WORK TO BE COMPLETED
Using the material that follows, identify and copy each line with the string "JSON".

* Begin DATA *

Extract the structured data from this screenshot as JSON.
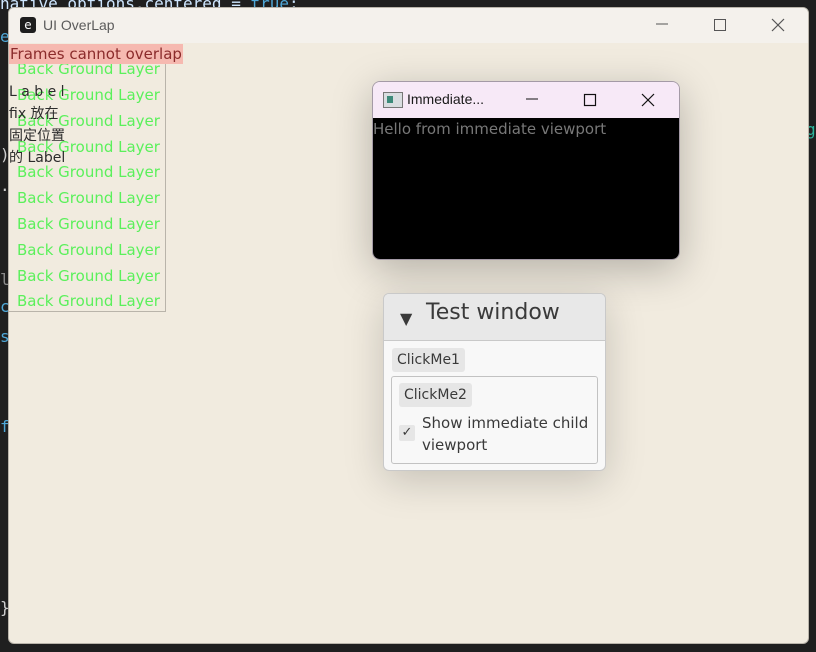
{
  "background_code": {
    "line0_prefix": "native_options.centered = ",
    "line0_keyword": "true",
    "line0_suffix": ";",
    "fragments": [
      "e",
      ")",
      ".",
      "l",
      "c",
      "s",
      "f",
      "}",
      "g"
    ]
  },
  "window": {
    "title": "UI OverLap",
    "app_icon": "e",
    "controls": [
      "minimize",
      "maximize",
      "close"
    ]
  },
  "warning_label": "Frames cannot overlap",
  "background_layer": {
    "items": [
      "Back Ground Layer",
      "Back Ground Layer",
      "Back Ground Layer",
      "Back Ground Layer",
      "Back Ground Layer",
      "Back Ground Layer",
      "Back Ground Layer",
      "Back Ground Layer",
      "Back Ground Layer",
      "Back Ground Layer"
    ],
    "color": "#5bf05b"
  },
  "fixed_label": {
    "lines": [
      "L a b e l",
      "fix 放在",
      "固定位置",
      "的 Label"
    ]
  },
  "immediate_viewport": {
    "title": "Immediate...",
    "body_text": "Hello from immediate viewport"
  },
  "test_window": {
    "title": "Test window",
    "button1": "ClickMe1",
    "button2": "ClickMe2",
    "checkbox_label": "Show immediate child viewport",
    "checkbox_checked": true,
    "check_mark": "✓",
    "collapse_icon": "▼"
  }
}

* End DATA *
* Begin DATA *

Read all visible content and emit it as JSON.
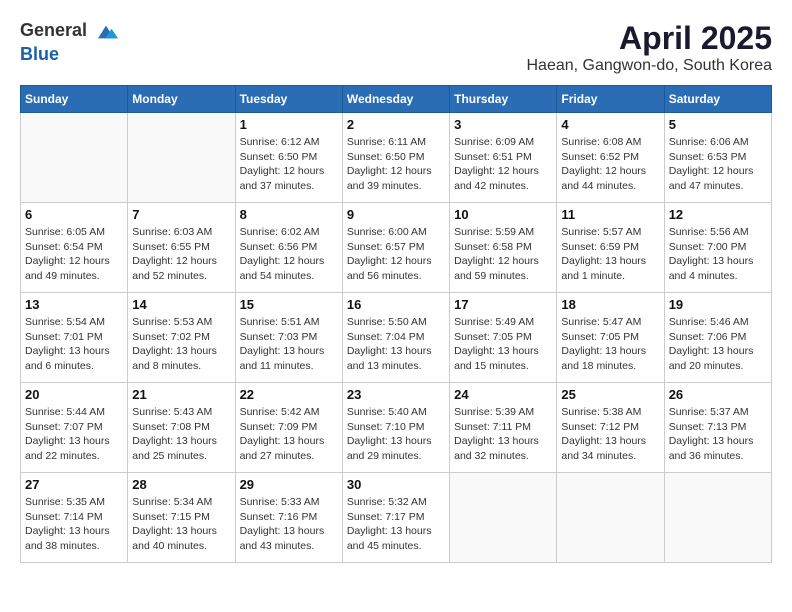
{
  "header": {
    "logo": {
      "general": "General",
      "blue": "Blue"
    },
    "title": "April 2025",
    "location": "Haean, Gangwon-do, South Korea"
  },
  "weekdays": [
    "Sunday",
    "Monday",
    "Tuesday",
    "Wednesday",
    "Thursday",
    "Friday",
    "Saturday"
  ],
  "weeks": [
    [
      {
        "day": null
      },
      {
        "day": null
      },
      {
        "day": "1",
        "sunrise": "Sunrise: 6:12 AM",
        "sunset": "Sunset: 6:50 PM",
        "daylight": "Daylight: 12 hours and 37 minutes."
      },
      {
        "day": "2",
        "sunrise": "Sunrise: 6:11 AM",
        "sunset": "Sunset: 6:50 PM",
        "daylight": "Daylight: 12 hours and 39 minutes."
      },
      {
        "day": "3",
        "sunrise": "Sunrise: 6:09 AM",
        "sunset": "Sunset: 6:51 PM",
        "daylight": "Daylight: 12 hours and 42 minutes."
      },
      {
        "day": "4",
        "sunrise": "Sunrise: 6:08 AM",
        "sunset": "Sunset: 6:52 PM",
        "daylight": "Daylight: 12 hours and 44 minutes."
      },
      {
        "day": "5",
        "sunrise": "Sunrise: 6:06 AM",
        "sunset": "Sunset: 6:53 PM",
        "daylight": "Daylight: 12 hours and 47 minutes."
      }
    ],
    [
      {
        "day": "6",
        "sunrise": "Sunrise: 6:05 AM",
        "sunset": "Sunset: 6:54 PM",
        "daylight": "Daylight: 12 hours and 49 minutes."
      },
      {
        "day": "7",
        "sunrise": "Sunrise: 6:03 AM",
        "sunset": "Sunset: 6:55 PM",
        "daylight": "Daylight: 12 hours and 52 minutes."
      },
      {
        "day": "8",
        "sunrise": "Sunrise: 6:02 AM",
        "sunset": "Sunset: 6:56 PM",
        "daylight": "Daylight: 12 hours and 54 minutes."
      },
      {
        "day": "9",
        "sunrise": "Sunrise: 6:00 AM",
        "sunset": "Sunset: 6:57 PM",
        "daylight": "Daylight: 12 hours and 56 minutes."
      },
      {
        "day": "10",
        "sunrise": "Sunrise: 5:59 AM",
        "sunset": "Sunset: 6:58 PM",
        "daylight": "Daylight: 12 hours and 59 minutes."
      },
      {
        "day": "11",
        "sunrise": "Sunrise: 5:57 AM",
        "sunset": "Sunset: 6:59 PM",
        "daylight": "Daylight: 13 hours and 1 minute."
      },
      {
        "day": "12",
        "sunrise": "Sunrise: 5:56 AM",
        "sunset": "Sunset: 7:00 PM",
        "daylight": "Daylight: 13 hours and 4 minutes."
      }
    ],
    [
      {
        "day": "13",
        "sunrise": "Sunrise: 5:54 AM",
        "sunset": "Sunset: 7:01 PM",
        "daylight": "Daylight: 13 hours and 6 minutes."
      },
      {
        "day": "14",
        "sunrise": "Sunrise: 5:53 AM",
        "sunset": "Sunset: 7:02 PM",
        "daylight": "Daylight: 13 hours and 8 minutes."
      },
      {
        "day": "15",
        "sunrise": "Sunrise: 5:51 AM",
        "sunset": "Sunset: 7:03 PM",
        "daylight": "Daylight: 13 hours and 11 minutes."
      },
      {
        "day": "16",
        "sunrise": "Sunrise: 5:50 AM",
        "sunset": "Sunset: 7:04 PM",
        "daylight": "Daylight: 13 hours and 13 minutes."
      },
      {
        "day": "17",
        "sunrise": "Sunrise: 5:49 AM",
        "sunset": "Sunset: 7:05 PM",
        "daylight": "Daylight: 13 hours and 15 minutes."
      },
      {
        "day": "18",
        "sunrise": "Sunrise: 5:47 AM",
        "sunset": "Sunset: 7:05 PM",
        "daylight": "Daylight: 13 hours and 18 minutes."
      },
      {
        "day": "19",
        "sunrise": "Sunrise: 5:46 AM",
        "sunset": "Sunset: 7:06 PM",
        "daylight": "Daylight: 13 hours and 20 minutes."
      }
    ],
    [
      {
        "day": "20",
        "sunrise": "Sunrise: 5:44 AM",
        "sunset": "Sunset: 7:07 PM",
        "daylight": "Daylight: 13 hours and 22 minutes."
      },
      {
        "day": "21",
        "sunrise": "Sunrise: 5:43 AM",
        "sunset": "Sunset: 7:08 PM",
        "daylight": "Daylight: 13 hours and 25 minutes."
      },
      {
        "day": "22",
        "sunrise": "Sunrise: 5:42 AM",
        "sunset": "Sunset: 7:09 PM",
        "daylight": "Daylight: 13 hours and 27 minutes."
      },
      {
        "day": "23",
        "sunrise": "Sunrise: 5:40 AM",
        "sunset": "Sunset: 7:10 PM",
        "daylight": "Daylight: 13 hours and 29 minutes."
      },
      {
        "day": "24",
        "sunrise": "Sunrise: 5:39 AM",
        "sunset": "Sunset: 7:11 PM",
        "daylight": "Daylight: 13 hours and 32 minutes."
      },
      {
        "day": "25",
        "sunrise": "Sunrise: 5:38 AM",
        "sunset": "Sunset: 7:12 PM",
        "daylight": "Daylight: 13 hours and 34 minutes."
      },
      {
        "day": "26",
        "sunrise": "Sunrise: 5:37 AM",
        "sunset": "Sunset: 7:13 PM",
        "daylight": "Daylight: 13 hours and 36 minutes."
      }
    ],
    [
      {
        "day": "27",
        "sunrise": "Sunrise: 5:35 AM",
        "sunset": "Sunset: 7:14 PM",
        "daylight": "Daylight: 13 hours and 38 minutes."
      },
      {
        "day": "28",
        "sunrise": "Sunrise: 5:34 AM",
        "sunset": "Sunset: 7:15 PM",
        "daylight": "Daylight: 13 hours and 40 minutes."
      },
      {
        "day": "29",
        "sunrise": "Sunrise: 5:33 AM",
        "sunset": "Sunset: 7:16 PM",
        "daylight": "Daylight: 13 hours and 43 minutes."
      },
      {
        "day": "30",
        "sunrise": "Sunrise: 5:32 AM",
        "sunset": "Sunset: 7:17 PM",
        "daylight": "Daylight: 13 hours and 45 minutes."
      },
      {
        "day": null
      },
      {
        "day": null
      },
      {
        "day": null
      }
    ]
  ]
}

* End DATA *

TASK OUTPUT
Extract the structured data from this screenshot as JSON.
Read all visible content and emit it as JSON.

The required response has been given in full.